TASK DESCRIPTION
Note how many lines hold the string "latency" and give that number without any other words.

[Records from a collection of figures]
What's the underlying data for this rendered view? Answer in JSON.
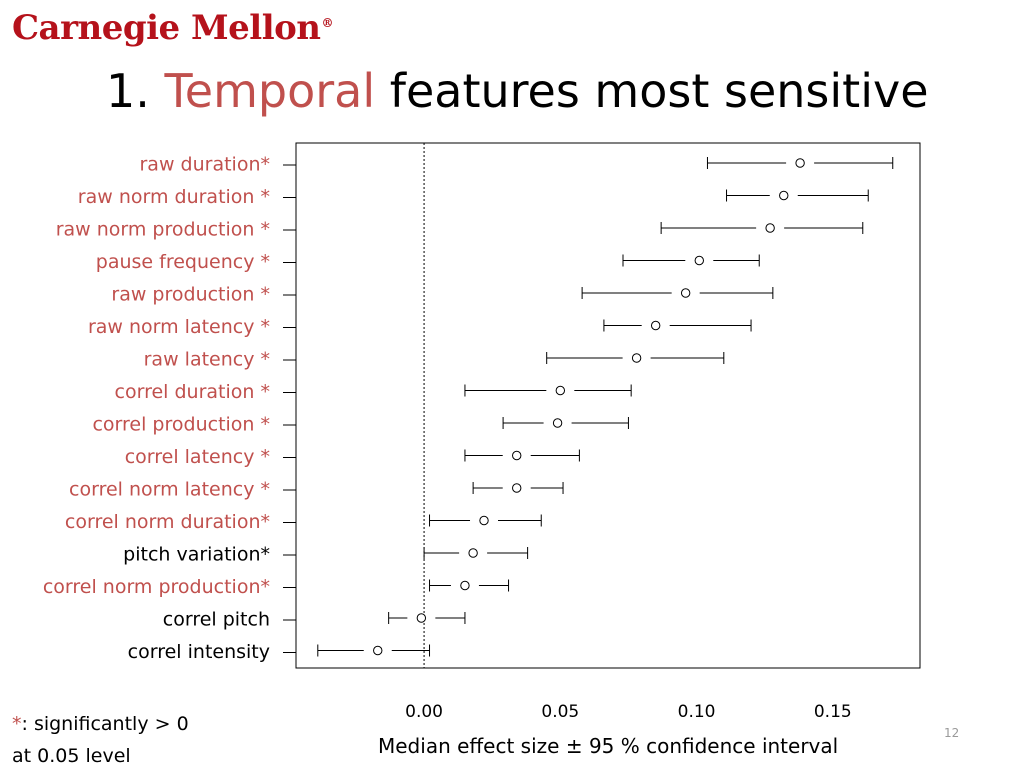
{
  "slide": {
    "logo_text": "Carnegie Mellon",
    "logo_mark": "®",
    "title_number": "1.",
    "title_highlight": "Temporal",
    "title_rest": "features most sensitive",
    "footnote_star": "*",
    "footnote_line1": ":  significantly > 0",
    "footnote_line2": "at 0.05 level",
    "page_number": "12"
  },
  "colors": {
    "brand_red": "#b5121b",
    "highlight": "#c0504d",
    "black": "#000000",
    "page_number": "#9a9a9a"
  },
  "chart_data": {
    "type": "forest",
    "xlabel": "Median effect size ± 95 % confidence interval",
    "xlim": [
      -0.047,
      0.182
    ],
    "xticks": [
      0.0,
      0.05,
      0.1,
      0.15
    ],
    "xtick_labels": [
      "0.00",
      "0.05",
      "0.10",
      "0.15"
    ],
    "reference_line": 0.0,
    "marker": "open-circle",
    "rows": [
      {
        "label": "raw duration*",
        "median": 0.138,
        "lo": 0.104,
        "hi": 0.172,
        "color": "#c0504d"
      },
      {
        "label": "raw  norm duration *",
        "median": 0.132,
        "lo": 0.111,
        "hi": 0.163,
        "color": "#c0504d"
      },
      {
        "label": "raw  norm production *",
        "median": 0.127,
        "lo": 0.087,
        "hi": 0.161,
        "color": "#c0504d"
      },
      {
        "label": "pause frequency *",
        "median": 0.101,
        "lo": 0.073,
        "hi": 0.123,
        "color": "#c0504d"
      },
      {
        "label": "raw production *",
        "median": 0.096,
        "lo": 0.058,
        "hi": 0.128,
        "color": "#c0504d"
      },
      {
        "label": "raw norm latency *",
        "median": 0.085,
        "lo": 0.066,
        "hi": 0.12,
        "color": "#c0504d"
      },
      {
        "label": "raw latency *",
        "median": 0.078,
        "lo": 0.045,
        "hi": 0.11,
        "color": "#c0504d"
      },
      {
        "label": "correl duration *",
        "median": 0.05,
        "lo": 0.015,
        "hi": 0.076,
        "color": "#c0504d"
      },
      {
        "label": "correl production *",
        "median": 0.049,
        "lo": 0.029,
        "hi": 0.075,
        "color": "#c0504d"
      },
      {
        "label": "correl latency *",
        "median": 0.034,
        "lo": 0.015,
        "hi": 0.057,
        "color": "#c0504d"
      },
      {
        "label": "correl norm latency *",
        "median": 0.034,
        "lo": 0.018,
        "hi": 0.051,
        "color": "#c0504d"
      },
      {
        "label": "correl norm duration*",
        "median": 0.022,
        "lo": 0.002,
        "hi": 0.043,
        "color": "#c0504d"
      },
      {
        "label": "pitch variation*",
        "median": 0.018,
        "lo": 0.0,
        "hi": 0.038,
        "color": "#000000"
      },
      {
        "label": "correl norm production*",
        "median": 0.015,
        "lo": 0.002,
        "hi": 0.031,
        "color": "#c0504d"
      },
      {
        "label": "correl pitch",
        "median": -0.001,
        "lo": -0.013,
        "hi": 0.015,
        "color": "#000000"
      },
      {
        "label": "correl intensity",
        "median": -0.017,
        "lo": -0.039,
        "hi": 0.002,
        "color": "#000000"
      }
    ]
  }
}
...
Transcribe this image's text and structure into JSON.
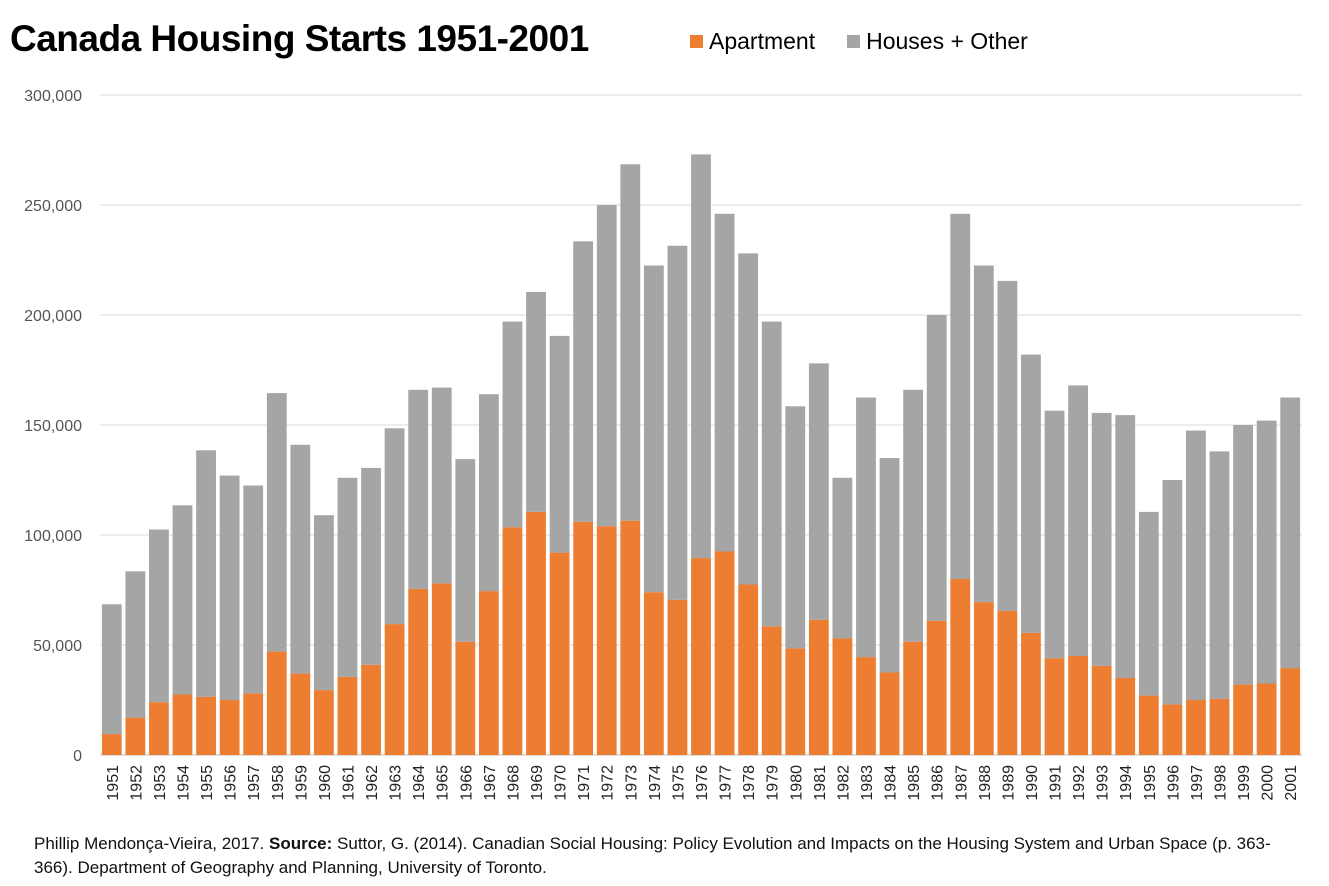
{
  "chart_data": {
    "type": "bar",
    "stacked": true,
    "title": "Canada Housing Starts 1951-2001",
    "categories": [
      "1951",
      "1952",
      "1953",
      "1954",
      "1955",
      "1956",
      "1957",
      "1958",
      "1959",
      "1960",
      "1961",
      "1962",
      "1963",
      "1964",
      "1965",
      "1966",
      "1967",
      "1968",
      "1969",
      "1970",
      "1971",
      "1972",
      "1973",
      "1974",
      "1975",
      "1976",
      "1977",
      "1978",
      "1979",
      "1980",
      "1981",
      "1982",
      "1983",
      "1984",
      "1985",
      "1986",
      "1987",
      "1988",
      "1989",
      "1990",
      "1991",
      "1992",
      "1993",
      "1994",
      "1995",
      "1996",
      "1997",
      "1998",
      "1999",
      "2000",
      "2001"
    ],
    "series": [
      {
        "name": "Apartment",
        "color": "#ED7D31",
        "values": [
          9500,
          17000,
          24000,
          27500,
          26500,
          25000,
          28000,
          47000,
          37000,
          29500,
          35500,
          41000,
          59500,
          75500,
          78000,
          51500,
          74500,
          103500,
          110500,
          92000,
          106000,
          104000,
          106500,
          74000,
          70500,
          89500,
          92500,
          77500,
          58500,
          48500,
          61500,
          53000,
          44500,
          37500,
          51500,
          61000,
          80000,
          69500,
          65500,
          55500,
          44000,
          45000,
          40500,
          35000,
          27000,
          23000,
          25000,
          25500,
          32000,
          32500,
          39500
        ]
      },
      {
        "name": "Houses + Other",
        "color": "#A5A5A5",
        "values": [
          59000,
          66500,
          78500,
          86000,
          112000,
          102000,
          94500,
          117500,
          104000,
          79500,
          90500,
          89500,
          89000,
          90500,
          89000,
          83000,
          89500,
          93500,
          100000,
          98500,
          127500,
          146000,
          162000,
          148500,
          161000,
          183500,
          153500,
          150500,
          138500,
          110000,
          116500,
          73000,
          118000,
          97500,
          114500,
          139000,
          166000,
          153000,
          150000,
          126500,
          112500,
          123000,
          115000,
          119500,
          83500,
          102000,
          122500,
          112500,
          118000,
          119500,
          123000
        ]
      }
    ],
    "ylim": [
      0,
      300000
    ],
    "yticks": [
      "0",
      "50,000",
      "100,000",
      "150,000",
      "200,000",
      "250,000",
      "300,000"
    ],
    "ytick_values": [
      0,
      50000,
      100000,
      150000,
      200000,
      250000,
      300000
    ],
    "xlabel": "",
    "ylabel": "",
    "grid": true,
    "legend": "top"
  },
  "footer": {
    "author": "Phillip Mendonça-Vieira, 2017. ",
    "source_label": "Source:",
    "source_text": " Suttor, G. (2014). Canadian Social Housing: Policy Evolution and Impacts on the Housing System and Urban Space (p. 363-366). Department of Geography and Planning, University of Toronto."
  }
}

TASK OUTPUT
4